— Lesetext —
■ ■ ■

Pressestimmen
(1970-1987)
Aus der Rezeption antiker Philosophie, Goethischer Gedanken, einer vorwiegend
polemischen Position gegenüber Hegel, der kritischen Abneigung gegen Nietzsche
und Heidegger versucht Geyer wieder eine Philosophie der Ganzheit.
Gerhard Trapp, Literatur und Kritik/Salzburg
Es gibt keine philosophische Frage, die der Autor nicht angerührt und in sein
geistiges Koordinatensystem elastisch, also ständiger Bewegung fähig,
eingespannt hätte.
Hans Hartmann, Berlin
Das Buch, das aphoristisch gehalten ist, steht in der Tradition der antiken
Lebensphilosophie, die der Verfasser als »Treue des Philosophen hier und jetzt,
zu seiner Zeit, zu seinem Ort« versteht.
Frankfurter Allgemeine Zeitung
(Zu Bd. II des „Philosophischen Tagebuchs“)
Hans F. Geyers Menschlichkeit enthält, ungeachtet seines Einzelgängertums als
Philosoph, Mitmenschlichkeit genug, um gegen einen Individualismus in der Art
Nietzsches oder Stirners gefeit zu sein.
Er verwirft den isolierenden Geniebegriff des 19. Jahrhunderts und sucht im Bild
des Bürgers den Citoyen gegenüber dem Bourgeois zur Geltung zu bringen. Goethe
würdigt er als einen Repräsentanten eines Bürgertums, das fähig ist, »die
Extreme in die Mitte hineinzunehmen, die Leidenschaft zu bändigen, so dass sie
an Sinn gewinnt, ohne an Kraft zu verlieren«.
An Robert Walsers Dichterweisheit erinnert Geyers dialektische Betrachtung von
Glück und Unglück, gipfelnd in dem Satz: »Das Glück ist das Geistwerden des
Unglücks«.
Robert Mächler, Badener Tagblatt, 30.10.1970
Geyer geht es nach eigenem Zeugnis um die Zukunft der Religion, um die
Neuformulierung des Offenbarungsglaubens. Er sieht das Umbruchdenken des
modernen Christentums als dritte Reformation (nach der Reformation
Christi und derjenigen Luthers, Calvins und Zwinglis).

■ ■ ■

— Gezeigte Einträge —
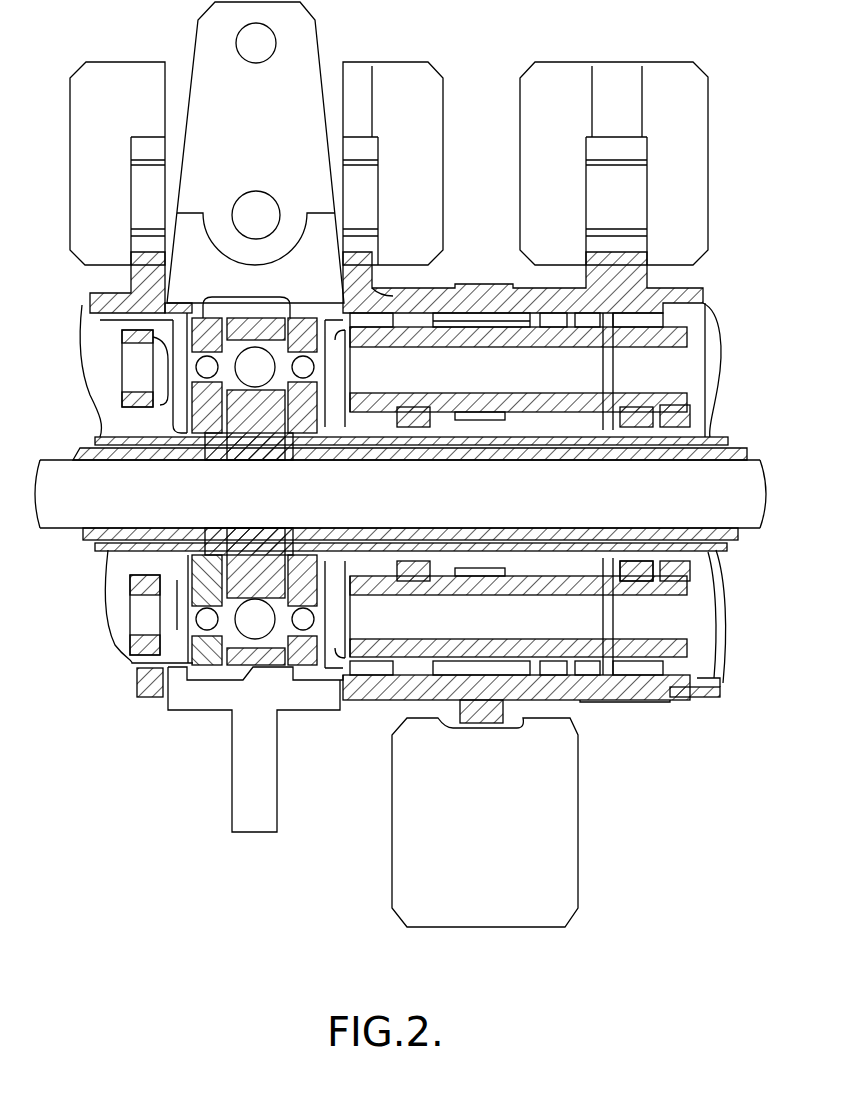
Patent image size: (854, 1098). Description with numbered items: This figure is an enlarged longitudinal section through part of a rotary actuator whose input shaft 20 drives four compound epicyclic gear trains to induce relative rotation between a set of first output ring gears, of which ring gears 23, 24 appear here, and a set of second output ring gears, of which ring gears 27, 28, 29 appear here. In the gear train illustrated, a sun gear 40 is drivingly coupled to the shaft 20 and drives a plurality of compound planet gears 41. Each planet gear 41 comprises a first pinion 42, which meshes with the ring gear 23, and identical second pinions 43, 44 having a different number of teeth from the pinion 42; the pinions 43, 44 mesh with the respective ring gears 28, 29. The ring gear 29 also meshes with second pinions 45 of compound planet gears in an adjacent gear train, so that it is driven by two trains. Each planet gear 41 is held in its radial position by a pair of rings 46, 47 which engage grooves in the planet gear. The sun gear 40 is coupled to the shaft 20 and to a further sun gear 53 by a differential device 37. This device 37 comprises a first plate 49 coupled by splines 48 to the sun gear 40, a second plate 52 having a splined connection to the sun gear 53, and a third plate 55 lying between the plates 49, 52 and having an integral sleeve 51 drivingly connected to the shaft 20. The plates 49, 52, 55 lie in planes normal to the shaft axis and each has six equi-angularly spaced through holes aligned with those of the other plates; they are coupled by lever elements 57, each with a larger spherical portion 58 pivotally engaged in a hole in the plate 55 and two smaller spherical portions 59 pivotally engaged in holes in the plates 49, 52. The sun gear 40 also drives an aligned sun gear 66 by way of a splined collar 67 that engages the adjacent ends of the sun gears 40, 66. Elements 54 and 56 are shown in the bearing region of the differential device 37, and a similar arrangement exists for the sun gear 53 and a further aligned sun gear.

The input shaft 20 is at (738, 483).
The first output ring gear 23 is at (500, 298).
The first output ring gear 24 is at (705, 630).
The second output ring gear 27 is at (153, 685).
The second output ring gear 28 is at (374, 288).
The second output ring gear 29 is at (633, 695).
The differential device 37 is at (231, 676).
The sun gear 40 is at (487, 420).
The compound planet gear 41 is at (120, 358).
The first pinion 42 is at (455, 320).
The second pinion 43 is at (373, 325).
The second pinion 44 is at (590, 325).
The second pinion 45 is at (637, 417).
The ring 46 is at (423, 423).
The ring 47 is at (547, 420).
The splines 48 is at (345, 437).
The first plate 49 is at (305, 563).
The sleeve 51 is at (85, 537).
The second plate 52 is at (212, 578).
The sun gear 53 is at (98, 438).
The bearing ring 54 is at (207, 648).
The third plate 55 is at (262, 550).
The bearing ring 56 is at (300, 660).
The lever element 57 is at (277, 340).
The larger spherical portion 58 is at (252, 363).
The balls 59 is at (207, 355).
The sun gear 66 is at (722, 546).
The splined collar 67 is at (630, 558).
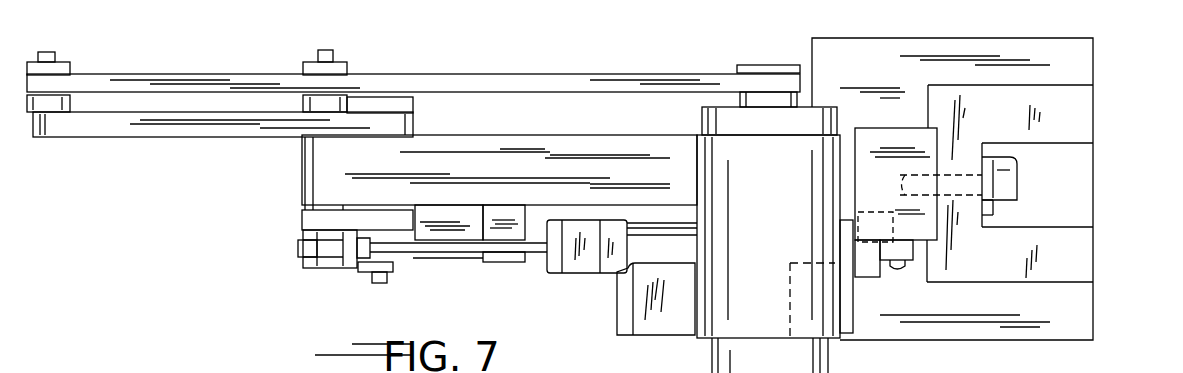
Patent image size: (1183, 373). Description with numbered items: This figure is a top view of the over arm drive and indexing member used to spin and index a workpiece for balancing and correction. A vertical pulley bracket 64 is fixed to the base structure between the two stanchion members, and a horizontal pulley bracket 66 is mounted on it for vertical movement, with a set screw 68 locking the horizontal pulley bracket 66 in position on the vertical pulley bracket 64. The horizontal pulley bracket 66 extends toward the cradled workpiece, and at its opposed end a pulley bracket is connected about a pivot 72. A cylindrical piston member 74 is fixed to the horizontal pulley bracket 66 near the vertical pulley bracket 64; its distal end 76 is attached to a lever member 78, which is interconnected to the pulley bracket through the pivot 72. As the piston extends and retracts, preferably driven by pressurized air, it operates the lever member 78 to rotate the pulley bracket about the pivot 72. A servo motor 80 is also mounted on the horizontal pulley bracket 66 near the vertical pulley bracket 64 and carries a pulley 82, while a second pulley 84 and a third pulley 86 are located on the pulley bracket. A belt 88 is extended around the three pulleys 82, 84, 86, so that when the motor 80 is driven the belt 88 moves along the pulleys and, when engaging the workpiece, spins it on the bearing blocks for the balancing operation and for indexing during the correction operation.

The vertical pulley bracket 64 is at (1063, 108).
The horizontal pulley bracket 66 is at (920, 222).
The set screw 68 is at (1005, 185).
The pivot 72 is at (378, 285).
The cylindrical piston member 74 is at (578, 265).
The distal end 76 is at (350, 256).
The lever member 78 is at (302, 222).
The servo motor 80 is at (797, 239).
The pulley 82 is at (766, 64).
The second pulley 84 is at (345, 62).
The third pulley 86 is at (72, 62).
The belt 88 is at (573, 82).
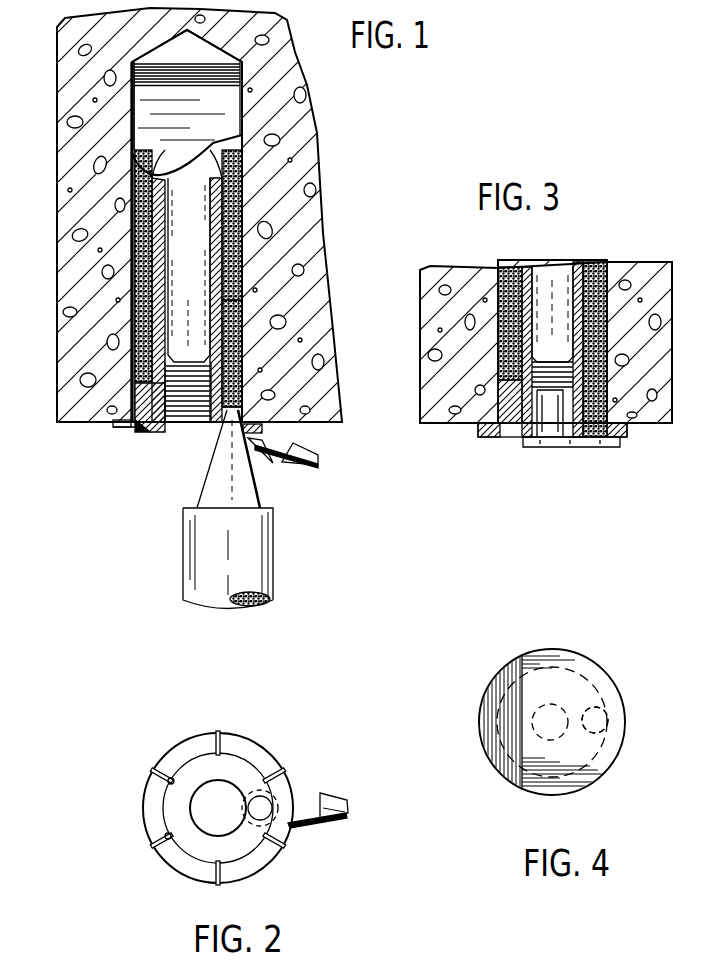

■ ■ ■

— Schriftliche Aufgabe —
Erkläre in ein bis drei Sätzen, warum Geyer laut dem Lesetext gegen einen Individualismus in der Art Nietzsches oder Stirners gefeit ist.

— Die Lösung —
Geyers Menschlichkeit enthält genug Mitmenschlichkeit, um ihn gegen einen solchen Individualismus zu schützen. Das gilt ungeachtet seines Einzelgängertums als Philosoph.